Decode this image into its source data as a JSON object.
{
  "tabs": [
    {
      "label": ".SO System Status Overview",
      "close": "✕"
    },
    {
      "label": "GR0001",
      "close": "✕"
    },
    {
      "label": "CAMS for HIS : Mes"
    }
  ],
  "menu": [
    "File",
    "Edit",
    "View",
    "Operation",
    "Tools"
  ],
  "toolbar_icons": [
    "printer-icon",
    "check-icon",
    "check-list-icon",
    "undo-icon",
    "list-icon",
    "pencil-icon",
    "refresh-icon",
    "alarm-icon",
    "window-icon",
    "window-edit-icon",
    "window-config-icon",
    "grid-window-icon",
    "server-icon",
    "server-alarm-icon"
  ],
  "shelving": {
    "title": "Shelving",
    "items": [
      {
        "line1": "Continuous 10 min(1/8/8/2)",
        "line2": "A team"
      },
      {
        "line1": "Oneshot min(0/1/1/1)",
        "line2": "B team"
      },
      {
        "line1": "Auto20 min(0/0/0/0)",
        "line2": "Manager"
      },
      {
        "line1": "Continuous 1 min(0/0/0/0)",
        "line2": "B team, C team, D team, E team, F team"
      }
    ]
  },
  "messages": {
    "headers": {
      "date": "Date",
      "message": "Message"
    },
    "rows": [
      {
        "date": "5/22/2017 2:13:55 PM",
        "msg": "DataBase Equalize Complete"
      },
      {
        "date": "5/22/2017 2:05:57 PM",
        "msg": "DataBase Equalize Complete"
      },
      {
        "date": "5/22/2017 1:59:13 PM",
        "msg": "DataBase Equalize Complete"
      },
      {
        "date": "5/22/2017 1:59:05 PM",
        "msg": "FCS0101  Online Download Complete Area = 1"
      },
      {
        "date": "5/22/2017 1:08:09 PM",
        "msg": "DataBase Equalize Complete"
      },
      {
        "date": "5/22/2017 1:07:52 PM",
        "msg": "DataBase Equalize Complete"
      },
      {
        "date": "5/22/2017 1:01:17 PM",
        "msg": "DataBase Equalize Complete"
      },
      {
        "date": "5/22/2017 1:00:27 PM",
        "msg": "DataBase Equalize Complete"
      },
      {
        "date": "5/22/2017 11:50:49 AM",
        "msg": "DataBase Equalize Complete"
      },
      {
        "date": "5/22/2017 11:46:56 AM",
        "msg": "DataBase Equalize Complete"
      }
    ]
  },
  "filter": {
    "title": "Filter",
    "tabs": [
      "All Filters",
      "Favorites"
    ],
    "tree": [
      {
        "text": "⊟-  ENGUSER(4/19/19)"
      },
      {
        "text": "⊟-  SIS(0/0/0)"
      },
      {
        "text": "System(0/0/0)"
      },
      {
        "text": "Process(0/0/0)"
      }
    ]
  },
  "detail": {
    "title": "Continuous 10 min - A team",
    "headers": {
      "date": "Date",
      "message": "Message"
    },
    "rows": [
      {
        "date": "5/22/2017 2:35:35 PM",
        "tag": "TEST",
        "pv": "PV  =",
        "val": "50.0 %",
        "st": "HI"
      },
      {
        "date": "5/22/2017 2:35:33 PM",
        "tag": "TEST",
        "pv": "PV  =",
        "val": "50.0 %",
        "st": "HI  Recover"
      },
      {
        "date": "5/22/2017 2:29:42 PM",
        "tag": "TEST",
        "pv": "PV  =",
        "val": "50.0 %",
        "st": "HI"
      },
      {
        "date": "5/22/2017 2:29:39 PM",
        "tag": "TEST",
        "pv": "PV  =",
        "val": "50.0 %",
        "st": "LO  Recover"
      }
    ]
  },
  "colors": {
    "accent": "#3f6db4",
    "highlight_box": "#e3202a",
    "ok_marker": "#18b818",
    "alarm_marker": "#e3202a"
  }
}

· · · · ·

▶ [INSTRUCTION]:
Locate all lines holding the word "title", then copy them out.

▶ [EXERCISE RESPONSE]:
    "title": "Shelving",
    "title": "Filter",
    "title": "Continuous 10 min - A team",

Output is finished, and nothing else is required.